------ INPUT MATERIAL

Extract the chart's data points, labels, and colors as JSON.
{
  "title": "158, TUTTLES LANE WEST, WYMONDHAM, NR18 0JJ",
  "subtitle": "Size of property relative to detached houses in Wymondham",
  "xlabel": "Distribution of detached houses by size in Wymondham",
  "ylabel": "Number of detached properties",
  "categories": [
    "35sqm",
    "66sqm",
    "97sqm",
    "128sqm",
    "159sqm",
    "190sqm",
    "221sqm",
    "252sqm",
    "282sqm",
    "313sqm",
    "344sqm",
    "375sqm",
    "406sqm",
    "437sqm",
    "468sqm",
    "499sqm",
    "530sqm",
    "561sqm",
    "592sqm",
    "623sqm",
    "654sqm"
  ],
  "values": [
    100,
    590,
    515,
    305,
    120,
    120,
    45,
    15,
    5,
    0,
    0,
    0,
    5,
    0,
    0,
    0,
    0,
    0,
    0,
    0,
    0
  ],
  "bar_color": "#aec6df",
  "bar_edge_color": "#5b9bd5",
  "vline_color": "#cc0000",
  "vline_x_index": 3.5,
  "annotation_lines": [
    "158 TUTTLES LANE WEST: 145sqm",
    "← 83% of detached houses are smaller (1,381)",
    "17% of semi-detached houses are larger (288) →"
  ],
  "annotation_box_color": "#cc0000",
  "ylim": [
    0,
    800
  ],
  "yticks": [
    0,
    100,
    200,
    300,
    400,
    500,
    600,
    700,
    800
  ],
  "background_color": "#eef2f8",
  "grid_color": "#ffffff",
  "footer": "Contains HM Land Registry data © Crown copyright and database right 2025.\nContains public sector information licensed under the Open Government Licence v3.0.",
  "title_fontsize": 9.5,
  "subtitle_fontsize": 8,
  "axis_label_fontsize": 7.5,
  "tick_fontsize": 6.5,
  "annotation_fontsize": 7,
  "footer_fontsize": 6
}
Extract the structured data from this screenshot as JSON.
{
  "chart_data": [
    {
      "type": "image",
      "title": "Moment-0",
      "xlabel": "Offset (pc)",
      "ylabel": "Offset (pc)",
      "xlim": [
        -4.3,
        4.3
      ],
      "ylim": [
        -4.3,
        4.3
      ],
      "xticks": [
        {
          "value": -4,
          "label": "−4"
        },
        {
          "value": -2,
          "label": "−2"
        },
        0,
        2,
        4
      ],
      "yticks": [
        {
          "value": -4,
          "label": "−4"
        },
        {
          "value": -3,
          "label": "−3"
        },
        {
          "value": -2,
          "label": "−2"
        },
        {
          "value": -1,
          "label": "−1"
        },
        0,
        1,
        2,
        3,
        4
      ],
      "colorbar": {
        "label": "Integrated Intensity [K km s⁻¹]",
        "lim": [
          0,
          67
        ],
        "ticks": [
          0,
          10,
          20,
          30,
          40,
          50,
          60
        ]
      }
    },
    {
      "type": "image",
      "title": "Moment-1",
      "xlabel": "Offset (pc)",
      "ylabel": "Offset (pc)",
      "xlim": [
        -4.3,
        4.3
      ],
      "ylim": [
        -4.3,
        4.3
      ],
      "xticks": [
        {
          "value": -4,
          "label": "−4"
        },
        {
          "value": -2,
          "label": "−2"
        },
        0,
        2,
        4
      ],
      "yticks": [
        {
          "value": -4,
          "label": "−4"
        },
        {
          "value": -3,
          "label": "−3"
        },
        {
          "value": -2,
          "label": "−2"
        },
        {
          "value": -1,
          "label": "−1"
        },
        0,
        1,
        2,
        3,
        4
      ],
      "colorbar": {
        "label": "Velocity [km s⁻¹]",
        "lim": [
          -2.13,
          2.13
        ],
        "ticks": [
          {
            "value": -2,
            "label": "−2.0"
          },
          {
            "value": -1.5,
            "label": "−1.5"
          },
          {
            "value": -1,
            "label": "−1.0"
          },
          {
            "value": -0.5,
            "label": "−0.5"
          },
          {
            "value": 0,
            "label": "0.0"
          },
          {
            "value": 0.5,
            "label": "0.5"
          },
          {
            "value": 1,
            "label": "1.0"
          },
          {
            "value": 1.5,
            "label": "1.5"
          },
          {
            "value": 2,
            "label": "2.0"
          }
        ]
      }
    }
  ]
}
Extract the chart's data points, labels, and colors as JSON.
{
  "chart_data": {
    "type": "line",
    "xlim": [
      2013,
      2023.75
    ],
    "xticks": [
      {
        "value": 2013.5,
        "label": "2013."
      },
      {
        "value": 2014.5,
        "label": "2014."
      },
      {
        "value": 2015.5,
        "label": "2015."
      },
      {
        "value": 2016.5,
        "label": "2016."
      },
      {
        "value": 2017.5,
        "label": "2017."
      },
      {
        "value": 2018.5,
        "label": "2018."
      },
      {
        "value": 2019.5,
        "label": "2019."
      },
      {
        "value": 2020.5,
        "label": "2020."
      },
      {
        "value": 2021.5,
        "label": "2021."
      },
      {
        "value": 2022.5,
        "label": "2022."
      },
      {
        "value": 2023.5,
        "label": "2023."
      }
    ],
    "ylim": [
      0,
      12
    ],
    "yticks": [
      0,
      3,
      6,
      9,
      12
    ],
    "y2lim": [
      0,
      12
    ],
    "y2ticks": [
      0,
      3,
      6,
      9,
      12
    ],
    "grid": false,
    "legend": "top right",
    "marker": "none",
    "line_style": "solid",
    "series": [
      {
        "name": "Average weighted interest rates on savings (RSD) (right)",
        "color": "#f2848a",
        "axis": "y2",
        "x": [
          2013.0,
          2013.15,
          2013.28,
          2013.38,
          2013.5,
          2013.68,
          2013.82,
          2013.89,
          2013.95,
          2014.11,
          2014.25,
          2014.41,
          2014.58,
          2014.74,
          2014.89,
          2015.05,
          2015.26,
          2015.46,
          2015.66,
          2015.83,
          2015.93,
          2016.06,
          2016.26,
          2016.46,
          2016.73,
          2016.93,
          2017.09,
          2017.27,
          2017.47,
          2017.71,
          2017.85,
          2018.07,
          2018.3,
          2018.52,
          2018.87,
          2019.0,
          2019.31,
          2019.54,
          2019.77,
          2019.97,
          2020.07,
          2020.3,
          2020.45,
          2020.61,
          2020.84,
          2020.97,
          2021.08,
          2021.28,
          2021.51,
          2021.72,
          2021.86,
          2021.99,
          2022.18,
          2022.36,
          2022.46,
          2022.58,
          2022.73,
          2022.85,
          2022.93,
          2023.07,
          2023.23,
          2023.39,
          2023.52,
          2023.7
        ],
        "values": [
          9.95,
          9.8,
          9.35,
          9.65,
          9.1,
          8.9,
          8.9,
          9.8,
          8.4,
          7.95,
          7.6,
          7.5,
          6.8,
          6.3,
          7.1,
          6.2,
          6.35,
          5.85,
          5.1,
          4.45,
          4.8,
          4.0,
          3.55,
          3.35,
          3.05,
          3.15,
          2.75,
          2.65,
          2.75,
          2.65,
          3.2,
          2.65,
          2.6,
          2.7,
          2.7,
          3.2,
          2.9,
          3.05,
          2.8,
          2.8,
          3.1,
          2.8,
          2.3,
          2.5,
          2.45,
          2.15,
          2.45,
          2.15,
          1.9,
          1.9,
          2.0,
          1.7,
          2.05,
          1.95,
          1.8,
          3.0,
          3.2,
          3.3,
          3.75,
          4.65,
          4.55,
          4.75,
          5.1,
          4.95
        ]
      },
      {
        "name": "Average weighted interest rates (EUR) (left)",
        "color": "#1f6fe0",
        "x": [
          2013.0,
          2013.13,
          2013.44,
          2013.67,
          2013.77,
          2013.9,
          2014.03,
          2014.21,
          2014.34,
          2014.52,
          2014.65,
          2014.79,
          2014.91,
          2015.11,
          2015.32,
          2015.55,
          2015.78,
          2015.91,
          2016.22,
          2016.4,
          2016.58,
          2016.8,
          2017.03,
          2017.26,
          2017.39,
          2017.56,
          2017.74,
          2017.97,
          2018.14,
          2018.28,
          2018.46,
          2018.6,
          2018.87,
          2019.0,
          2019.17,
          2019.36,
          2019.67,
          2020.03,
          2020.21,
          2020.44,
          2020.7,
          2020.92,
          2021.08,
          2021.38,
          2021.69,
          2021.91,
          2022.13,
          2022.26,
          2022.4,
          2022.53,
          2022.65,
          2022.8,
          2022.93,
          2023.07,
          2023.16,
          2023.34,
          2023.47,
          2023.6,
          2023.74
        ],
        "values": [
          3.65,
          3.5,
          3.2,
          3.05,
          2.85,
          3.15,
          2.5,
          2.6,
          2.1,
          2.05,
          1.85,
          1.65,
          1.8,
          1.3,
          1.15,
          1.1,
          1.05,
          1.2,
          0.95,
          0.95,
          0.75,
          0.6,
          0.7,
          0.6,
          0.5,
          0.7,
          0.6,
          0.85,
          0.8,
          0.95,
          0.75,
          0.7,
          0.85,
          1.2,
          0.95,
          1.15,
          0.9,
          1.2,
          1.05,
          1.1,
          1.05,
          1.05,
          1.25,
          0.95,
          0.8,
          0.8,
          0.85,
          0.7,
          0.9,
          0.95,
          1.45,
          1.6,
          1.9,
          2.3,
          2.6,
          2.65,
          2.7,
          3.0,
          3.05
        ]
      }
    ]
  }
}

------------

◆ SHORT PROBLEM
Copy out the lines that hold "weighted".

◆ EXERCISE SOLUTION
        "name": "Average weighted interest rates on savings (RSD) (right)",
        "name": "Average weighted interest rates (EUR) (left)",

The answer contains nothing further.